## TEXTO DEL EJERCICIO

------

Puntos clave de la noticia:
- El Departamento de Justicia abrió un proceso de reclamación para víctimas de OneCoin que quieran optar a una parte de $40 millones en activos decomisados antes del 30 de junio de 2026.
- El fondo de compensación proviene de activos confiscados en procesos contra líderes del esquema, incluido Karl Sebastian Greenwood, condenado previamente a 20 años de prisión.
- Ruja Ignatova sigue desaparecida pese a una persecución internacional reforzada, dejando a las víctimas ante una situación inusual: la restitución avanza mientras la principal fugitiva sigue sin aparecer.

------

## OBJETIVO DEL EJERCICIO
Según la noticia sobre OneCoin, ¿a cuántos años de prisión fue condenado Karl Sebastian Greenwood?

## Extractos de un conjunto de datos
------

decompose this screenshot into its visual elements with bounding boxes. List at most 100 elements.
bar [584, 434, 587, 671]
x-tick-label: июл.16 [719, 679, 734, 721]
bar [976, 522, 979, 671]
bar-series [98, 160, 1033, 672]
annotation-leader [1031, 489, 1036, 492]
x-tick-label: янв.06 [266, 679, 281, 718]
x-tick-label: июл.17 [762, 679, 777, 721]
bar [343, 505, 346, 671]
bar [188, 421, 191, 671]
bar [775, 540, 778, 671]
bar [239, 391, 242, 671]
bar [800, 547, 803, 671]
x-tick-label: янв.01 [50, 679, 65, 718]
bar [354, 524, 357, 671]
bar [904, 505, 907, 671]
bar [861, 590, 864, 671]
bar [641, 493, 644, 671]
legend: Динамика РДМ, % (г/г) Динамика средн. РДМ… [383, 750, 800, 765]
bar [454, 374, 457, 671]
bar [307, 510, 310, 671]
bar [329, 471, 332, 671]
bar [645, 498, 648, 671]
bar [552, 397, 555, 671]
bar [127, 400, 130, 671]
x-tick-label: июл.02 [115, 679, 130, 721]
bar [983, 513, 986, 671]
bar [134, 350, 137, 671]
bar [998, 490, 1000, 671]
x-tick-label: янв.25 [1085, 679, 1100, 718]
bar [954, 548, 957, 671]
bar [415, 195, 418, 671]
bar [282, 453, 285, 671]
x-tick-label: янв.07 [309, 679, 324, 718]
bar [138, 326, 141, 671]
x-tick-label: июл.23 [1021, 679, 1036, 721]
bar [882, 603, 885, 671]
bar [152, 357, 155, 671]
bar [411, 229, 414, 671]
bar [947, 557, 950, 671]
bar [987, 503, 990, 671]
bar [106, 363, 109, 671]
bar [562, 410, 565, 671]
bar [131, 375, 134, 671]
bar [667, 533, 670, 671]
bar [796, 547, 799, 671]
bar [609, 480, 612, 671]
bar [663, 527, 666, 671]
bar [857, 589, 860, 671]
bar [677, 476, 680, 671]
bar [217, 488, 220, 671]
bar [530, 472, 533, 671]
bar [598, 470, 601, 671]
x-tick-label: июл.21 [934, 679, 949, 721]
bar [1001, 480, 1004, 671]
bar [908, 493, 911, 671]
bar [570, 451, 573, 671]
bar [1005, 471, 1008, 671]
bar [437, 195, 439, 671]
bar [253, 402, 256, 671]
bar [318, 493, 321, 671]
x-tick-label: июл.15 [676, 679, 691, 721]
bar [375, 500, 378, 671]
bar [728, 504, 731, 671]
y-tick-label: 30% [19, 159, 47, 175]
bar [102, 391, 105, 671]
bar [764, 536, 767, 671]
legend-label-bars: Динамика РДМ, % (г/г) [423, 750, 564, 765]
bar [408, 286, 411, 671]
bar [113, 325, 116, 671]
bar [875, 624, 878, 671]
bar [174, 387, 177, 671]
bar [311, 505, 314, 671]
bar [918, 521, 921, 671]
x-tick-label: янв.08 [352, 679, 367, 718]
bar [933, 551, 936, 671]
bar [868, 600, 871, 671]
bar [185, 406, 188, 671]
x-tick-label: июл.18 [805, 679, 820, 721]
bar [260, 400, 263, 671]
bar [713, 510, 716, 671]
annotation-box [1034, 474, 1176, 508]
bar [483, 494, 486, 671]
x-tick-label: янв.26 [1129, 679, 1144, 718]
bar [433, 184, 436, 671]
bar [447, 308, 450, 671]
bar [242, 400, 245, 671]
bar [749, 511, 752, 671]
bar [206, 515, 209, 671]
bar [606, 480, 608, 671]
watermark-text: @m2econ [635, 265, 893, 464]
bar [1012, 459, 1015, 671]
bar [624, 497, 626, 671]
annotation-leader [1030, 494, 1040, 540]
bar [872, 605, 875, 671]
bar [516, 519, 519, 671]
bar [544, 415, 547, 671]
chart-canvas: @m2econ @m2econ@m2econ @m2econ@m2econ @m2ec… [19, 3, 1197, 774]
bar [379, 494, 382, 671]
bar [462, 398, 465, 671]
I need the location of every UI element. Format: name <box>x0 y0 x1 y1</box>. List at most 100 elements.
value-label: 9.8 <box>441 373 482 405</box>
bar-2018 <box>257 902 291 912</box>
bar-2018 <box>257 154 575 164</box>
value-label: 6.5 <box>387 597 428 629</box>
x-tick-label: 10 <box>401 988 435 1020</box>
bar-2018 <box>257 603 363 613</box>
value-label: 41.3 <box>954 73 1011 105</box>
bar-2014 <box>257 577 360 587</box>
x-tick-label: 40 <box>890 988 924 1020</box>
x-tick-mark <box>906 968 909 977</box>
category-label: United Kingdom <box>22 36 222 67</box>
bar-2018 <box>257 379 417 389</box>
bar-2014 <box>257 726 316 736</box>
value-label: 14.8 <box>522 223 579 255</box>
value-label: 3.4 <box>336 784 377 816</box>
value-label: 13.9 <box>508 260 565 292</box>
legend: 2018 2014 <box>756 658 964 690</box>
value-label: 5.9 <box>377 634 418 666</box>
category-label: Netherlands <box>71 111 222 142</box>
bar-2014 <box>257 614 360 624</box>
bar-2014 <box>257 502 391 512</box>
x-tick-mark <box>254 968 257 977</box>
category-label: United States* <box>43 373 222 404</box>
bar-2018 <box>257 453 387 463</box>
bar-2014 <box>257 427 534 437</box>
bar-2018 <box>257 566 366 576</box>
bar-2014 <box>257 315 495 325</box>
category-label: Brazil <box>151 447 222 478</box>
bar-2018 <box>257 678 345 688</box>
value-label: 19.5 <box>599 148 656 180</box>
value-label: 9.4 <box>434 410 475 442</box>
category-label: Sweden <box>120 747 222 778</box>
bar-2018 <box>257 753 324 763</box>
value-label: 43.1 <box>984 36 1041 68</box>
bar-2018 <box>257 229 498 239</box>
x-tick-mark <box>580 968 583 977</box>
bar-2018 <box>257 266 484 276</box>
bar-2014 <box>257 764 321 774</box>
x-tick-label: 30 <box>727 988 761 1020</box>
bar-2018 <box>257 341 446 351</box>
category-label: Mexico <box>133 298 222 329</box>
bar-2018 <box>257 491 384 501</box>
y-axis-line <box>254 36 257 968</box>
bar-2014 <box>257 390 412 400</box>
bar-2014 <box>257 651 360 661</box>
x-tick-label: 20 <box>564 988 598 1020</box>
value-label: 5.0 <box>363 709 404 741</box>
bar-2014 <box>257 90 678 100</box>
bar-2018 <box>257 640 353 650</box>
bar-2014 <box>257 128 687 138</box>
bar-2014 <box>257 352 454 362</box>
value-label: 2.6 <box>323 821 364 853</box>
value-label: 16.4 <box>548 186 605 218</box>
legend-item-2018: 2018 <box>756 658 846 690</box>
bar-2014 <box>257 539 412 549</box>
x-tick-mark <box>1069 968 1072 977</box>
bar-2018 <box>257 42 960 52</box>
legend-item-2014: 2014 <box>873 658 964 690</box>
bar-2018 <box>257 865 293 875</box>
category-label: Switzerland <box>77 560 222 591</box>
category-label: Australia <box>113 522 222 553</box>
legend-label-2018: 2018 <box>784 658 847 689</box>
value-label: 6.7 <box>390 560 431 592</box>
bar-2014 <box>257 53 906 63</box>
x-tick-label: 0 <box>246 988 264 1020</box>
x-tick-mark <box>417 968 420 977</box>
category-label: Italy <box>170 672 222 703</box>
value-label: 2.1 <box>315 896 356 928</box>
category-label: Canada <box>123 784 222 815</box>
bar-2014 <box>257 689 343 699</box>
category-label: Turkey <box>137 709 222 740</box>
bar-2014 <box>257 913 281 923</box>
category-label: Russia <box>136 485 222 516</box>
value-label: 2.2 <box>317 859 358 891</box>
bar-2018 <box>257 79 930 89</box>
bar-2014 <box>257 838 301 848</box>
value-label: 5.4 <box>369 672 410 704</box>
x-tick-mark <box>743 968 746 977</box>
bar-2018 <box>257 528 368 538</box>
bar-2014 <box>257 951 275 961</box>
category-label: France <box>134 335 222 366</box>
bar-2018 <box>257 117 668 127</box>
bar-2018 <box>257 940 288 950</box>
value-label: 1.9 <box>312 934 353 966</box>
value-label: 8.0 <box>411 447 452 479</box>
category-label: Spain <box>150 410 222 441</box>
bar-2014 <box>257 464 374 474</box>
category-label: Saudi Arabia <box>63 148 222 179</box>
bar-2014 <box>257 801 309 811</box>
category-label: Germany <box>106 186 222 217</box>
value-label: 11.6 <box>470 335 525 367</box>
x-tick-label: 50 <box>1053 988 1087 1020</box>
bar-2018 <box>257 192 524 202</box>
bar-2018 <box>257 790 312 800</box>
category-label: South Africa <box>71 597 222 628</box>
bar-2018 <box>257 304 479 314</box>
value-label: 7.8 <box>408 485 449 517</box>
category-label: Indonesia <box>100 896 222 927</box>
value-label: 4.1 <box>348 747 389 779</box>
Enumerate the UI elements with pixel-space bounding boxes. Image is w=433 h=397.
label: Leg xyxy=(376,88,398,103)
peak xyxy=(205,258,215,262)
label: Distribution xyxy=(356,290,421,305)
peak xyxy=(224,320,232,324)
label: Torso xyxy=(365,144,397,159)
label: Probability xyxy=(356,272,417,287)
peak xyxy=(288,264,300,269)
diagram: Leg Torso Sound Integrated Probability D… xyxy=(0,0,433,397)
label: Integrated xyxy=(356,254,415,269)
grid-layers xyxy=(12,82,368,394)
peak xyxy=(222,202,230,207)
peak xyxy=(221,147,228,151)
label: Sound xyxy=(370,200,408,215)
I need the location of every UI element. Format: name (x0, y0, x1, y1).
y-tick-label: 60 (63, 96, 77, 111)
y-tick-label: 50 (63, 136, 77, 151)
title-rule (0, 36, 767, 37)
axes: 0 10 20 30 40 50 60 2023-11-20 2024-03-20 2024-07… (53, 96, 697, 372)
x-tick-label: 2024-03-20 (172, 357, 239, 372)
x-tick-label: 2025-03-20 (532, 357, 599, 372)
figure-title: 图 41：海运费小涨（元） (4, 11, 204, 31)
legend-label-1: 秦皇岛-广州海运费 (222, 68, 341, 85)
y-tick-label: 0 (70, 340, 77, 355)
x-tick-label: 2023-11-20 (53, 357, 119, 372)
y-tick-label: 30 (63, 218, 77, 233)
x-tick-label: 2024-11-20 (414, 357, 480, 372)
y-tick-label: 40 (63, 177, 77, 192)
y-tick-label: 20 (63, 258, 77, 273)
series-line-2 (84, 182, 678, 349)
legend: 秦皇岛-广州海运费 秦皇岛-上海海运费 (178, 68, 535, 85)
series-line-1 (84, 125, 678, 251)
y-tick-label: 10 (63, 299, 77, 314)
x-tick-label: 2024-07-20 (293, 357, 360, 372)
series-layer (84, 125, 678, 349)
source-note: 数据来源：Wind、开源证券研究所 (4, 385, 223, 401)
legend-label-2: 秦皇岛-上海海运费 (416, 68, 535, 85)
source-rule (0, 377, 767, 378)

------

## RESULTADO A CONTINUACIÓN
A 20 años de prisión.